▸ Exercise details
All the entries need to be quoted exactly, apart from the pictures, which you should drop.

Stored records
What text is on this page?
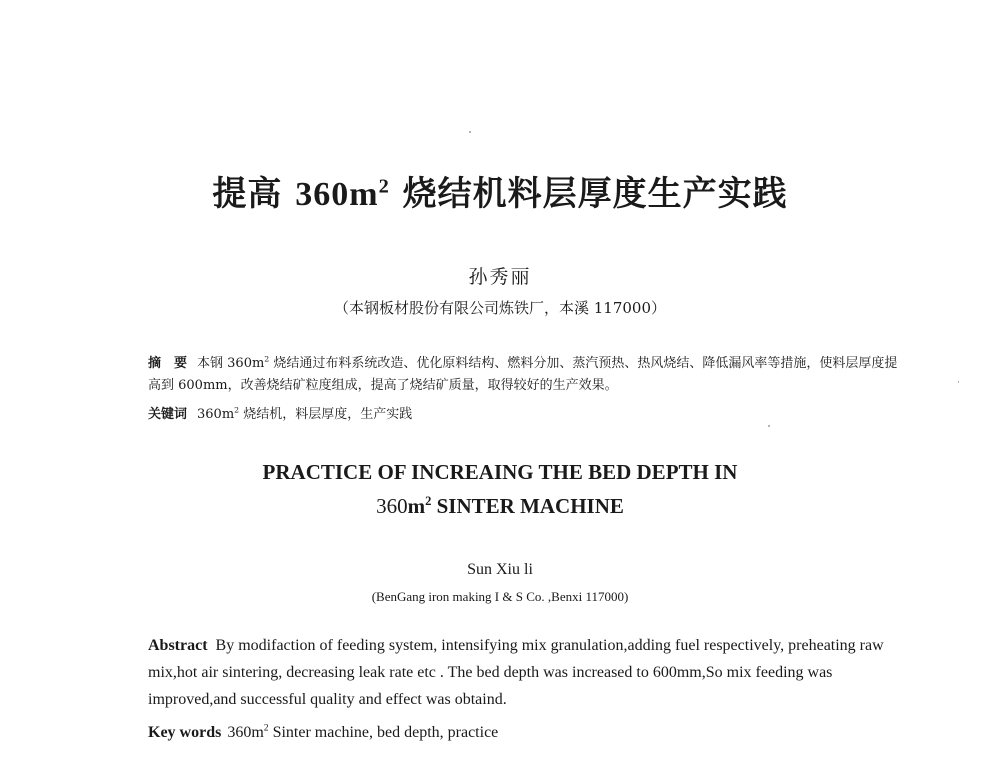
提高 $360m^2$ 烧结机料层厚度生产实践
孙秀丽
（本钢板材股份有限公司炼铁厂，本溪 117000）

摘　要 本钢 $360m^2$ 烧结通过布料系统改造、优化原料结构、燃料分加、蒸汽预热、热风烧结、降低漏风率等措施，使料层厚度提高到 600mm，改善烧结矿粒度组成，提高了烧结矿质量，取得较好的生产效果。

关键词 $360m^2$ 烧结机，料层厚度，生产实践

PRACTICE OF INCREAING THE BED DEPTH IN
$360m^2$ SINTER MACHINE
Sun Xiu li
(BenGang iron making I & S Co. ,Benxi 117000)

Abstract By modifaction of feeding system, intensifying mix granulation,adding fuel respectively, preheating raw mix,hot air sintering, decreasing leak rate etc . The bed depth was increased to 600mm,So mix feeding was improved,and successful quality and effect was obtaind.

Key words $360m^2$ Sinter machine, bed depth, practice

▸ The completed task
What text is on this page?
提高 $360m^2$ 烧结机料层厚度生产实践
孙秀丽
（本钢板材股份有限公司炼铁厂，本溪 117000）

摘　要 本钢 $360m^2$ 烧结通过布料系统改造、优化原料结构、燃料分加、蒸汽预热、热风烧结、降低漏风率等措施，使料层厚度提高到 600mm，改善烧结矿粒度组成，提高了烧结矿质量，取得较好的生产效果。

关键词 $360m^2$ 烧结机，料层厚度，生产实践

PRACTICE OF INCREAING THE BED DEPTH IN
$360m^2$ SINTER MACHINE
Sun Xiu li
(BenGang iron making I & S Co. ,Benxi 117000)

Abstract By modifaction of feeding system, intensifying mix granulation,adding fuel respectively, preheating raw mix,hot air sintering, decreasing leak rate etc . The bed depth was increased to 600mm,So mix feeding was improved,and successful quality and effect was obtaind.

Key words $360m^2$ Sinter machine, bed depth, practice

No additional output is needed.